WHAT IS BEING ASKED: Extract every line below that contains the word "object".

[Stored items]
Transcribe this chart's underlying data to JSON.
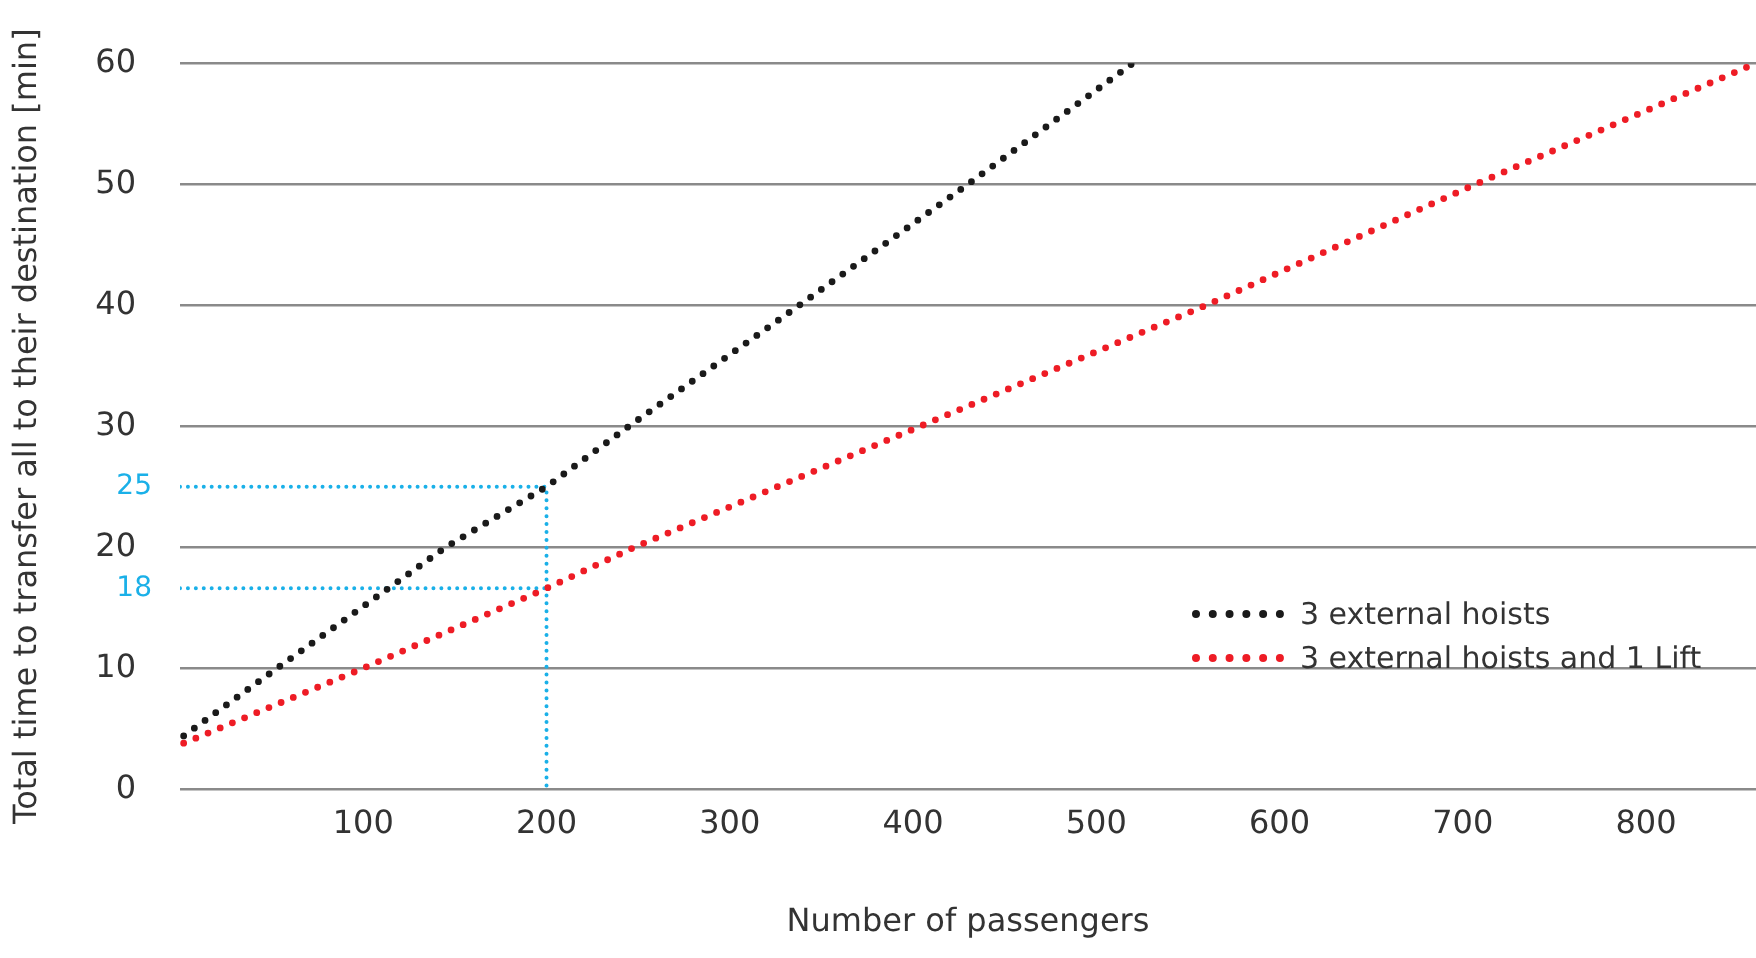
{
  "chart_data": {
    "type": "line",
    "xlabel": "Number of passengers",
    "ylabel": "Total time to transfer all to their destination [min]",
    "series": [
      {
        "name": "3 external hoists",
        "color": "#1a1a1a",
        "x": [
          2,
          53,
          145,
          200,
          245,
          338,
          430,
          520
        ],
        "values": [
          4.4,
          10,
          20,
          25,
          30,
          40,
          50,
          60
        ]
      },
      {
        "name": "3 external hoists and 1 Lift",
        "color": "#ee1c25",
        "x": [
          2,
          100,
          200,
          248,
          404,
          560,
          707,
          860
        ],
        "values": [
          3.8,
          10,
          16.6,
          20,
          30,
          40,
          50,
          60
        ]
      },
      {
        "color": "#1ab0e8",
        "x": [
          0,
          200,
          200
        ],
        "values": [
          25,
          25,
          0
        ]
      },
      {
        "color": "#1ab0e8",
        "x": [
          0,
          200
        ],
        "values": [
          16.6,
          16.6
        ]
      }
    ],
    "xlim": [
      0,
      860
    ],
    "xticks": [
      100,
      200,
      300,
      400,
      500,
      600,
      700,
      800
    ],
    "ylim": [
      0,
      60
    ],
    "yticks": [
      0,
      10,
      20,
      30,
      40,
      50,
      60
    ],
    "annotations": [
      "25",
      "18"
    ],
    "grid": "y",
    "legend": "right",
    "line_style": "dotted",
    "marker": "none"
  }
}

* * *

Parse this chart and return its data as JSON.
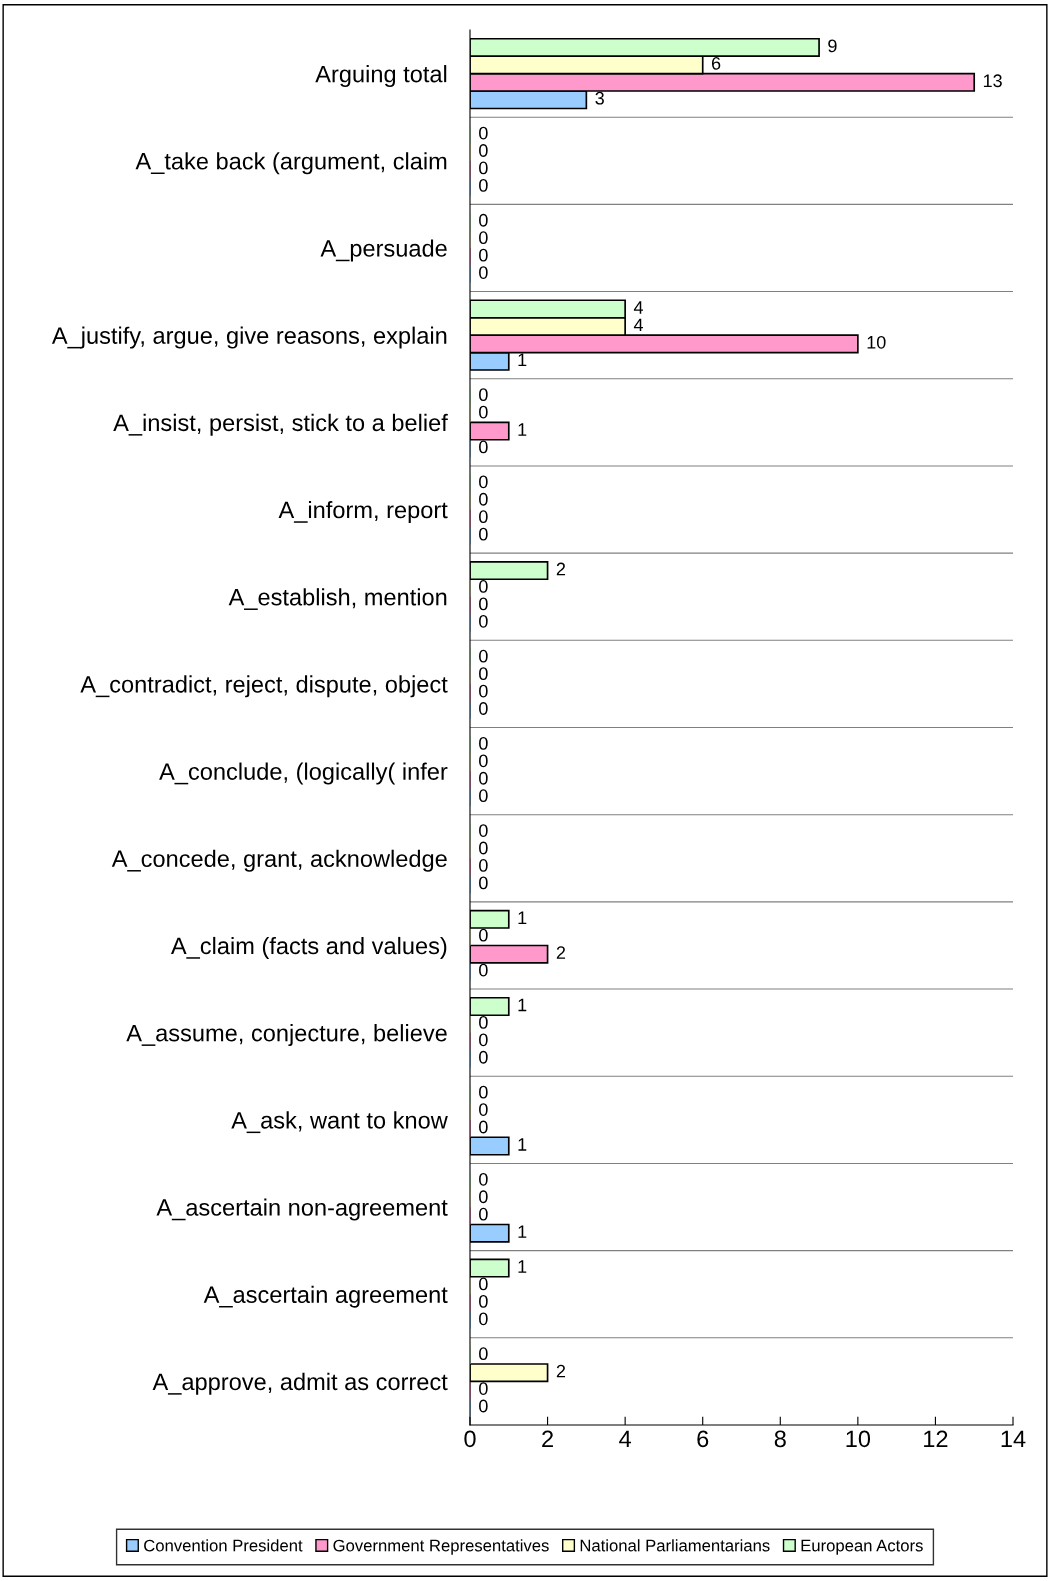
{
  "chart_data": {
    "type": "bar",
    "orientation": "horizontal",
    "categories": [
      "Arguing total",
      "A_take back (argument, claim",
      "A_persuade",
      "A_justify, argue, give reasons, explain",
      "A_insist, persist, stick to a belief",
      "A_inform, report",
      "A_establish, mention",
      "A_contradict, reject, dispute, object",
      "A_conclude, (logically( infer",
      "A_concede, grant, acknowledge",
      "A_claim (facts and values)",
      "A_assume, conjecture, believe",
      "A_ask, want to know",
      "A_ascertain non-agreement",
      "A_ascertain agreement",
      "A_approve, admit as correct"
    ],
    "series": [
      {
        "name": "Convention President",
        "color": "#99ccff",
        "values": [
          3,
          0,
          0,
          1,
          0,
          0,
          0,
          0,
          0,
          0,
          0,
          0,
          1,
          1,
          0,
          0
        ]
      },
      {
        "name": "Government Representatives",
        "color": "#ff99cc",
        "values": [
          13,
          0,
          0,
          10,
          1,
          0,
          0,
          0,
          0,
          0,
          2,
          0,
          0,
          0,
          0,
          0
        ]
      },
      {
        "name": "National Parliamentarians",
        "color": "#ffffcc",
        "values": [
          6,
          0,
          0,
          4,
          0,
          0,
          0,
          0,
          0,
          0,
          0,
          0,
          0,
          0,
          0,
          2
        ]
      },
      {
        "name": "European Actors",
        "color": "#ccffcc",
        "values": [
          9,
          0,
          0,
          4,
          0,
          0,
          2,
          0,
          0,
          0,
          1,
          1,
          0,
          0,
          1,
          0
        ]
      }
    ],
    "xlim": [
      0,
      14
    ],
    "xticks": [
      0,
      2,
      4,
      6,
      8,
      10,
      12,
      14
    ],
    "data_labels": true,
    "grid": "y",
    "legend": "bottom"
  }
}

* * *

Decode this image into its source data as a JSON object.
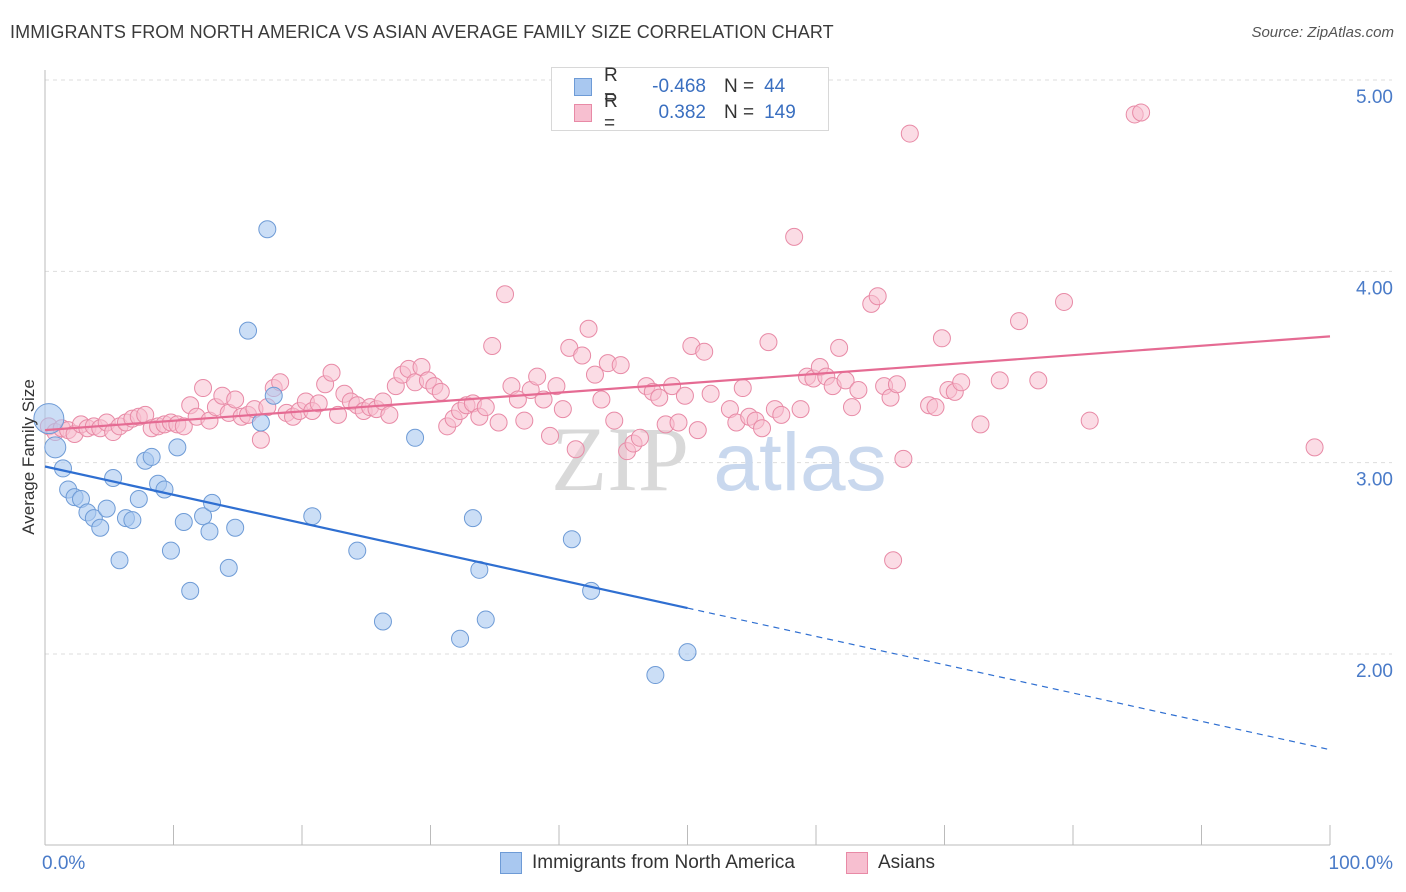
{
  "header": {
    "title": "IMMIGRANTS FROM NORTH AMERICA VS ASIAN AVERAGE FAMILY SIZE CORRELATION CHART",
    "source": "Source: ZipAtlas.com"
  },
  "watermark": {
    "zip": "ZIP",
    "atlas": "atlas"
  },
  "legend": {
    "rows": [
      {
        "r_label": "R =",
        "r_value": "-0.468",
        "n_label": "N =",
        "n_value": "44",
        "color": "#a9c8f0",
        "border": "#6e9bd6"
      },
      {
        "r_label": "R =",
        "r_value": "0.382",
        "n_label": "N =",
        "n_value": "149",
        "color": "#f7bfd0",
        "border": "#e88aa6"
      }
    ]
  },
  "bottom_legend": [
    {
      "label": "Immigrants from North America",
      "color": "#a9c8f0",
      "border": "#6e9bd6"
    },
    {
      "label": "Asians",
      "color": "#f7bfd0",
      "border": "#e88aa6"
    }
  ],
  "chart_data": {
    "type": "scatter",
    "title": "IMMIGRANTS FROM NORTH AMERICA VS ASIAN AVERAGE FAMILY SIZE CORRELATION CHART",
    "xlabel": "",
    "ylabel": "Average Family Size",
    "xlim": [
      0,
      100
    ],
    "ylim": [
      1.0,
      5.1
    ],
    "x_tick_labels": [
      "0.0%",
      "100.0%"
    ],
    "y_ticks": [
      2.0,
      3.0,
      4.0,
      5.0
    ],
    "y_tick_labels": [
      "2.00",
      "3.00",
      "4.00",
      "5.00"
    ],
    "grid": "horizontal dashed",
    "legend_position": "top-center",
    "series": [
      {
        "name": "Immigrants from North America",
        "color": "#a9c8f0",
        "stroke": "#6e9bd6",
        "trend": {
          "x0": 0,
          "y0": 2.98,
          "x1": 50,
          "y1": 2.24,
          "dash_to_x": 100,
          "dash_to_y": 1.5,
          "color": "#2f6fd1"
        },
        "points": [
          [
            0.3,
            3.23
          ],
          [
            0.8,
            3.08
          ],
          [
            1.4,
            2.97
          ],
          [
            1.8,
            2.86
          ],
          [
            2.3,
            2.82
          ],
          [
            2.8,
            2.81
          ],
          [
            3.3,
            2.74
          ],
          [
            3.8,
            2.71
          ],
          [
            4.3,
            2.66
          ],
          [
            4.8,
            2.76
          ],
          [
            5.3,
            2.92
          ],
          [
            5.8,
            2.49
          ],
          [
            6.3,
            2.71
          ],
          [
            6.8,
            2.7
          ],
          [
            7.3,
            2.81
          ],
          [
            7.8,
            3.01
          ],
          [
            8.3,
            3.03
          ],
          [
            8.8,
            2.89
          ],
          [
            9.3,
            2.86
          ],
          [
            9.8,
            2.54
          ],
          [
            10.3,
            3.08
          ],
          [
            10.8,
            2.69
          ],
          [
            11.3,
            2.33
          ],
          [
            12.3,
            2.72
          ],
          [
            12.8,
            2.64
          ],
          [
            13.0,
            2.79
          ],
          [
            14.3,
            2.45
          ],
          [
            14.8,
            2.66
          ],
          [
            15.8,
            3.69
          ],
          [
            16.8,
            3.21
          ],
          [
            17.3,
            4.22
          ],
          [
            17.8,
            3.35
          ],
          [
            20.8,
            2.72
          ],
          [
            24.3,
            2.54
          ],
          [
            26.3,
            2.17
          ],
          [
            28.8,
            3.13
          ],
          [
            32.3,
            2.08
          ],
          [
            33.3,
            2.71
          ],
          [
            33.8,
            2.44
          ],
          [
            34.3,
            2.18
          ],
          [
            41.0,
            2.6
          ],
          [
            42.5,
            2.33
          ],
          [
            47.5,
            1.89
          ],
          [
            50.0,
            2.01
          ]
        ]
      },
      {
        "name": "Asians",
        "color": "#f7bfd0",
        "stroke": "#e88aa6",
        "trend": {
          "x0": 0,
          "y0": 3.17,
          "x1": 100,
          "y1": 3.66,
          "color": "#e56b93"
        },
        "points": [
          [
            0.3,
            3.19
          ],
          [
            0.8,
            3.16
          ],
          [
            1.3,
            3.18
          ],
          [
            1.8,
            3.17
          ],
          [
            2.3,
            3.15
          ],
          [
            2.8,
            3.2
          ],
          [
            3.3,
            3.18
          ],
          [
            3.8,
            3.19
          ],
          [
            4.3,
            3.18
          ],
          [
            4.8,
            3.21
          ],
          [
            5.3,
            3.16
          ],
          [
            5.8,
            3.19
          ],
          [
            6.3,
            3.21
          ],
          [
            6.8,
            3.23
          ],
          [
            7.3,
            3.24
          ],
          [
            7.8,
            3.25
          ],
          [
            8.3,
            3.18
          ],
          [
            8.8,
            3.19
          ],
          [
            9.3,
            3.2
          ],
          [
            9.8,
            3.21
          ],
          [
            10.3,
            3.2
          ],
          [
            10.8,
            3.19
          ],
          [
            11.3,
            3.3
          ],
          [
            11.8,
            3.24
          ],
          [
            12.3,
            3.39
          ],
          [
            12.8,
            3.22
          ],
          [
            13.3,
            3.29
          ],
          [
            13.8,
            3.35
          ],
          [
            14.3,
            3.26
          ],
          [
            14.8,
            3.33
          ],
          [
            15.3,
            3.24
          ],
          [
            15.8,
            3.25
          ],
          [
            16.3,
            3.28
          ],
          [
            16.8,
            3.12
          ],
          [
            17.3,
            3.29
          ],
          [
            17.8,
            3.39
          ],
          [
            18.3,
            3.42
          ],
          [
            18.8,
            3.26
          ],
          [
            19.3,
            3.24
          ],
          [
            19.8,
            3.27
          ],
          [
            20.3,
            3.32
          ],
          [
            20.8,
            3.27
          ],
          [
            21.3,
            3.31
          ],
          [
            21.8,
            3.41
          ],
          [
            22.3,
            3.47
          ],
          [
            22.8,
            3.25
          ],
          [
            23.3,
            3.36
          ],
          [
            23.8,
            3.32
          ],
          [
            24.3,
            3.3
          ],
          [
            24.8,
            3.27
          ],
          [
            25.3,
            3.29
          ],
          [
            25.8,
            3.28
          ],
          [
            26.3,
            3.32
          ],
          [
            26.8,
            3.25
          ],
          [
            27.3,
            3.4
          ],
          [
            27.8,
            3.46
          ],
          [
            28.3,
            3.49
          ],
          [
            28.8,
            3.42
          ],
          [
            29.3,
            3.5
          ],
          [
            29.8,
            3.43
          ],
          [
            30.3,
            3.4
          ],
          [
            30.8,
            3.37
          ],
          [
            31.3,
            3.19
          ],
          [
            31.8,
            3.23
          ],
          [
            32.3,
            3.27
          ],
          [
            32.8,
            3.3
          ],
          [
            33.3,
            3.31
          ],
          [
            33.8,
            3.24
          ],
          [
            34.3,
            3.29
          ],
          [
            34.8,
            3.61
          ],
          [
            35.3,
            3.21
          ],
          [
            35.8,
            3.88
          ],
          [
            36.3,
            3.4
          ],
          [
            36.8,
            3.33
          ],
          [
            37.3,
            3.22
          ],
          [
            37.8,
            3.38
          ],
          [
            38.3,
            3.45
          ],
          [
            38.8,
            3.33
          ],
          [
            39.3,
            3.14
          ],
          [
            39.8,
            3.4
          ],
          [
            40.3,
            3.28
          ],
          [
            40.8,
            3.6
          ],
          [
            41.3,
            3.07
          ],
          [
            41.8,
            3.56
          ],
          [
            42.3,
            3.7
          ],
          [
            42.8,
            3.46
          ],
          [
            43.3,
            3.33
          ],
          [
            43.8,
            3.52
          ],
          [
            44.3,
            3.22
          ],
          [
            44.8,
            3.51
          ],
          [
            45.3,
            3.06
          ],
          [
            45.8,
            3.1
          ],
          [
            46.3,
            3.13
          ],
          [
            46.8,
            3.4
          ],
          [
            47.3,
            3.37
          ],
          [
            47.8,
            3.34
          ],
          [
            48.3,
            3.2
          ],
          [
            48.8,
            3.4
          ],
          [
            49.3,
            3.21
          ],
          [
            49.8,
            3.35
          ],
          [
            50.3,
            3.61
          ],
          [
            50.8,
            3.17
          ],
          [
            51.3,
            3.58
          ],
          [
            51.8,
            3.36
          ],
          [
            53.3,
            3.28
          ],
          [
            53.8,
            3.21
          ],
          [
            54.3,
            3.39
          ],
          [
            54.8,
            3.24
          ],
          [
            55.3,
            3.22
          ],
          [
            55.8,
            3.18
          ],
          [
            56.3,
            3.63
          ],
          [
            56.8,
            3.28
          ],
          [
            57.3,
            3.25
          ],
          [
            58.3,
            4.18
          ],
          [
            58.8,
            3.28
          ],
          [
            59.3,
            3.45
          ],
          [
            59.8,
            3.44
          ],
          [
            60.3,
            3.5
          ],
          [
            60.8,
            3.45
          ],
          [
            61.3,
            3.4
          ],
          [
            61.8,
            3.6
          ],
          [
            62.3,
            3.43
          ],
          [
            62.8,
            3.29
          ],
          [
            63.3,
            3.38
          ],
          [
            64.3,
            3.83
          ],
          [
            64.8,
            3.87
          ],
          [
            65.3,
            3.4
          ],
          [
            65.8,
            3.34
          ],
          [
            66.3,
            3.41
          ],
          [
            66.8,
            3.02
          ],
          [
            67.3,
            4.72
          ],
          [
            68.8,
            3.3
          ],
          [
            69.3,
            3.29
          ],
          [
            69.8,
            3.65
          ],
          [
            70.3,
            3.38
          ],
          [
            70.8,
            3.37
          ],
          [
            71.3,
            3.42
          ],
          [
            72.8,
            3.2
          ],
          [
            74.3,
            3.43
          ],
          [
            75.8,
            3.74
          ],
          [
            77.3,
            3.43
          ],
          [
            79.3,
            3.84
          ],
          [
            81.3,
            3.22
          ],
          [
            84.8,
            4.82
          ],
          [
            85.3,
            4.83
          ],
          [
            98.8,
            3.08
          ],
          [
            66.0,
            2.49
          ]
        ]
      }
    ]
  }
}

COMPLETED TASK:
      "A_contradict, reject, dispute, object",
Decode this image into its source data as a JSON object.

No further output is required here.